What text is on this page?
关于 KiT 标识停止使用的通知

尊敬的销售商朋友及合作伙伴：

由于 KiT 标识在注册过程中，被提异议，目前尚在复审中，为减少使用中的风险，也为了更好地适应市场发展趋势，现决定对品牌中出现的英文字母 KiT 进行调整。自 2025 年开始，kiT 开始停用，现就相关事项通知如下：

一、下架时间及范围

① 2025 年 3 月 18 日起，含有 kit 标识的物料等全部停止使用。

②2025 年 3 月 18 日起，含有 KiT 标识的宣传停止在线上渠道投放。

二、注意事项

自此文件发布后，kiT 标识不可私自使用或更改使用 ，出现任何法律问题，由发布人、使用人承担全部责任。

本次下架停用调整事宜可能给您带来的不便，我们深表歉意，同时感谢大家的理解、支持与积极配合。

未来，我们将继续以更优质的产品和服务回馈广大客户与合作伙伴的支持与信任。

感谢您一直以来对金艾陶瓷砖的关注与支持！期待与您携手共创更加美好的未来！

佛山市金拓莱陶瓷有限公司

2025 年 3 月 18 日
---
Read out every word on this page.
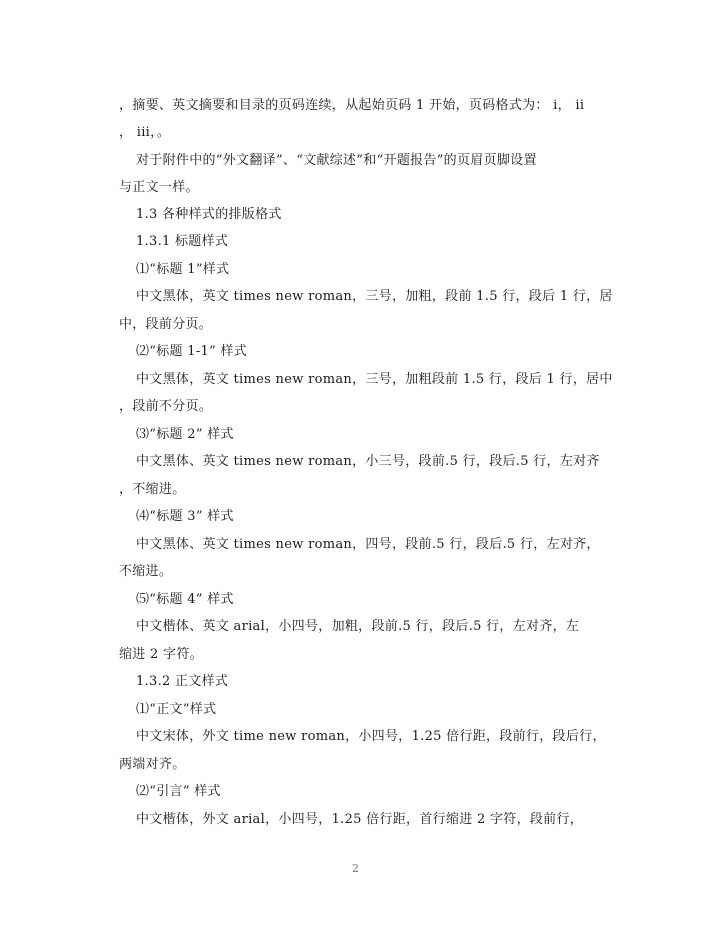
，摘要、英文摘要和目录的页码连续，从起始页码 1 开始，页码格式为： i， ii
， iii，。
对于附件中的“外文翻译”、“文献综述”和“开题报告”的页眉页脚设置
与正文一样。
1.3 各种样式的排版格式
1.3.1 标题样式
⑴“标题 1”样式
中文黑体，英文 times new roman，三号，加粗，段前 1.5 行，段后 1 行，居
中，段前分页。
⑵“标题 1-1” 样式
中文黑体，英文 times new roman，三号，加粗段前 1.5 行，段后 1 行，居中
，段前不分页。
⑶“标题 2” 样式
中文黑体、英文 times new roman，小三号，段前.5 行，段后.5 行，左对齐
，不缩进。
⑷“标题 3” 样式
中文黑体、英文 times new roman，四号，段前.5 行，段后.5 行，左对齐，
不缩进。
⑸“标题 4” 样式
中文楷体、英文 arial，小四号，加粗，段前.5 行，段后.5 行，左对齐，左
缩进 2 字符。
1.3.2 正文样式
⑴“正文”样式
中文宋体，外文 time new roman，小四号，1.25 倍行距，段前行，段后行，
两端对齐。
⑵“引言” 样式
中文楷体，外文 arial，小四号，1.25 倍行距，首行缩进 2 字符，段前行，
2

- What is required -
Every line that holds the string "page" should be returned.

- Response below -
What text is on this page?
Read out every word on this page.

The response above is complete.